◆ Teks Pilihan
————————

HMI waktu itu tidak bias membatasi orang atau membatasi mahasiswa untuk

sama aspirasi politiknya. Jadi, oleh karena itu kita sampaikan bahwa pada saat itu ada

keinginan dari orang-orang untuk punya calon sendiri, ya silakan saja.

Tapi HMI-nya sendiri sebetulnya kan secara eksplisit itu tidak menyebutkan

PARMA ini sebagai partainya HMI. Tidak secara tertulis, karena HMI juga tidak bias

secara kelembagaan mendirikan partai politik. Ini adalah Idjtihat politik saya waktu

itu, waktu itu juga mendapat persetujuan dari teman-teman di cabang untuk sama-

sama mendirikan partai politik mahasiswa sebagai saluran wadah politik.

4. Misalkan ada sekelompok yang kalah dalam konvensi internal?

Itu biasa. Itu juga bagian dari perpolitikan mahasiswa, proses pembelajaran politik

juga Donni, nah itu lah bagian dari proses pembentukan-pembentukan politik pada

saat itu.

5. Terakhir Kak, saya adalah pengurus PARMA yang terakhir , karena ada

pendapat rektorat yang mengatakan bahwa “UIN ini adalah civitas akademika

bukan civitas politika” sebagai alasan untuk menghapus sistem student

government (SG), apakah ketika pendirian partai politik ada semacam legalitas

secara tertulis dari rektorat? Dan kemudian apa saran dari Kak Tb. Ace

terhadap gerakan mahasiswa saat ini?

Saya sih mengkritik juga apa namanya, istilah civitas politika! Loh kita tidak

ingin menjadi manusia politik pada saat itu, tetapi sebenarnya adalah berorganisasi

kita ingin membangun diri, membangun kekuatan organisasi itu bias memanage

konflik dan sebagainya. Akhirnya kita jangan memandang bahwa dengan berpartai

politik kita ingin berpolitik, justru dengan ini kita ingin belajar pendidikan politik dari

sejak awal.

————————

[Entri data yang dikumpulkan]
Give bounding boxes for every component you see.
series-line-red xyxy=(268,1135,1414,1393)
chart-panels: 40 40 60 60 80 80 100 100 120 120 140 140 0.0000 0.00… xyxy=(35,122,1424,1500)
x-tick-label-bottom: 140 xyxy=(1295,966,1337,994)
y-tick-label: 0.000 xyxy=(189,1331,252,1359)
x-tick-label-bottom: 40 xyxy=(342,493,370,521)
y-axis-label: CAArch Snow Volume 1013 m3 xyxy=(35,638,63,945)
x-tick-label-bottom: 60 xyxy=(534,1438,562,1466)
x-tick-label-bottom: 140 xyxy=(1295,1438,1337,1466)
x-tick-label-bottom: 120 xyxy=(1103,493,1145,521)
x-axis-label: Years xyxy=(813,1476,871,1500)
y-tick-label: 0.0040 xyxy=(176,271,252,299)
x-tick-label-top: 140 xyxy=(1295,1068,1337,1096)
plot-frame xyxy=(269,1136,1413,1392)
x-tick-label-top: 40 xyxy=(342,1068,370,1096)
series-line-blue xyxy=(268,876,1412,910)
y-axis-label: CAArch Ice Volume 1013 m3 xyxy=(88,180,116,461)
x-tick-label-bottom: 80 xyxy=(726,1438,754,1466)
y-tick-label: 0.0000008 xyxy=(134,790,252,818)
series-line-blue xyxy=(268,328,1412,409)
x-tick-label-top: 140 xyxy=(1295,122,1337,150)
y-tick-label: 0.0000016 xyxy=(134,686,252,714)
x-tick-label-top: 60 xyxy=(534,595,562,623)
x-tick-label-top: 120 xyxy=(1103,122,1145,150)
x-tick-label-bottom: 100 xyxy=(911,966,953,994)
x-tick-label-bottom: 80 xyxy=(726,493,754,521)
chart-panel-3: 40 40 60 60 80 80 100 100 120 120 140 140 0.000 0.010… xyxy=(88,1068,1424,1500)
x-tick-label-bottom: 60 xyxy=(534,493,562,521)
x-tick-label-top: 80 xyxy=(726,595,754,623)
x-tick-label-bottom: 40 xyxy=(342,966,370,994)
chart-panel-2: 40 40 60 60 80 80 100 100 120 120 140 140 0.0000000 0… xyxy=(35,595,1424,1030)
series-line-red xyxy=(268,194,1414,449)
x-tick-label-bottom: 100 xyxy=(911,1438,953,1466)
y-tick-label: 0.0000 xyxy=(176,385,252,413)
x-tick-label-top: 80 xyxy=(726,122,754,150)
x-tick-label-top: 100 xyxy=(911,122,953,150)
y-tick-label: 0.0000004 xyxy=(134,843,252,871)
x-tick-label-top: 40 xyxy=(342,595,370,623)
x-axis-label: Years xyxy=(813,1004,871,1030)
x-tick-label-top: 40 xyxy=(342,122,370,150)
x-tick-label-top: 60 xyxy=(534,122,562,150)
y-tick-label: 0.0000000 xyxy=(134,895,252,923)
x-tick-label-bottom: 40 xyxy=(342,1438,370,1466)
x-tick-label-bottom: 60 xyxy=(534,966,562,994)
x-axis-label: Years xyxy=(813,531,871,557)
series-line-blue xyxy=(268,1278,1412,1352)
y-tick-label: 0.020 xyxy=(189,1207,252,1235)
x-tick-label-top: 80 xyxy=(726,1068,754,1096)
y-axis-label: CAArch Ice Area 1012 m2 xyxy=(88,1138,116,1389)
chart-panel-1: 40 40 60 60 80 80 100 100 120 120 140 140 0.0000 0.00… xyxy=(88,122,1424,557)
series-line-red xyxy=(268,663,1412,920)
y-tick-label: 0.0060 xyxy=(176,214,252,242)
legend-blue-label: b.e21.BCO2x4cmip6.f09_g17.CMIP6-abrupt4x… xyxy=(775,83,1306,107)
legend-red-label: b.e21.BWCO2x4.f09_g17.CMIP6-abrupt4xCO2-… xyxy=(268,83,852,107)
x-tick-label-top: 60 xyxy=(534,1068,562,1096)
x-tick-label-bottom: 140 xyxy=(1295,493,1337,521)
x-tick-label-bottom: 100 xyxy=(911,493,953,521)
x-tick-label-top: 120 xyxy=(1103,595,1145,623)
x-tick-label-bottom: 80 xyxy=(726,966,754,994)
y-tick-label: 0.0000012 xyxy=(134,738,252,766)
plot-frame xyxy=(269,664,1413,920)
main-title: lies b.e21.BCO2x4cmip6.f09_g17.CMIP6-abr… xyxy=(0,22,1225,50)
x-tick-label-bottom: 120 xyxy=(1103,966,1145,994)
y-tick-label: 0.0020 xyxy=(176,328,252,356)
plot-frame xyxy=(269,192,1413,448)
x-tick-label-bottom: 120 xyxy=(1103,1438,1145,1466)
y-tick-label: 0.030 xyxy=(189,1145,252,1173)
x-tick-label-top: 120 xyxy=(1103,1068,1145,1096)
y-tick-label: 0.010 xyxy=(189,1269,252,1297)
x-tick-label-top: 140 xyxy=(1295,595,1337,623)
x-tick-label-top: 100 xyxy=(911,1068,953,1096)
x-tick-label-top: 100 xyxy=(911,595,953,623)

————————

◆ Uji Pemahaman
A - Menurut teks wawancara tentang HMI dan PARMA, mengapa HMI tidak secara tertulis menyebut PARMA sebagai partainya?
B - Sambung teks wawancara tentang HMI dan PARMA setelah kalimat terakhir yang ditampilkan.

◆ Kunci Jawaban
A - Karena HMI tidak bisa secara kelembagaan mendirikan partai politik.

B -
Sekarang begini pertanyaannya, pertanyaan ini sederhana saja produk student

government itu kan bias dilihat yang mobilitasnya tinggi, seperti saya dan angkatan

dibawah saya seperti Ade Komaruddin atau angkatannya Hadi Mulyo. Kemudian

yang dibidang akademisnya seperti burhanuddin muhtadi itu kan tidak meninggalkan

akademisnya walaupun dia ada di sistem Student Government.

Kita akui, jangan punya asumsi bahwa rektorat itu tau segalanya, biar mahasiswa

sendiri yang menentukan sistem apa yang menurut mereka bagus. Namun saya tidak

pernah mengatakan bahwa sistem student government itu bagus, saya hanya ingijn

mahasiswa punya pola pikirnya sendiri.

Jakarta, 22 Agustus 2013

Tb. Ace Hasan Syadzily

Transkrip Wawancara

Nama : M. Ali Irfani (Ketua DPP PARMA Ke-1)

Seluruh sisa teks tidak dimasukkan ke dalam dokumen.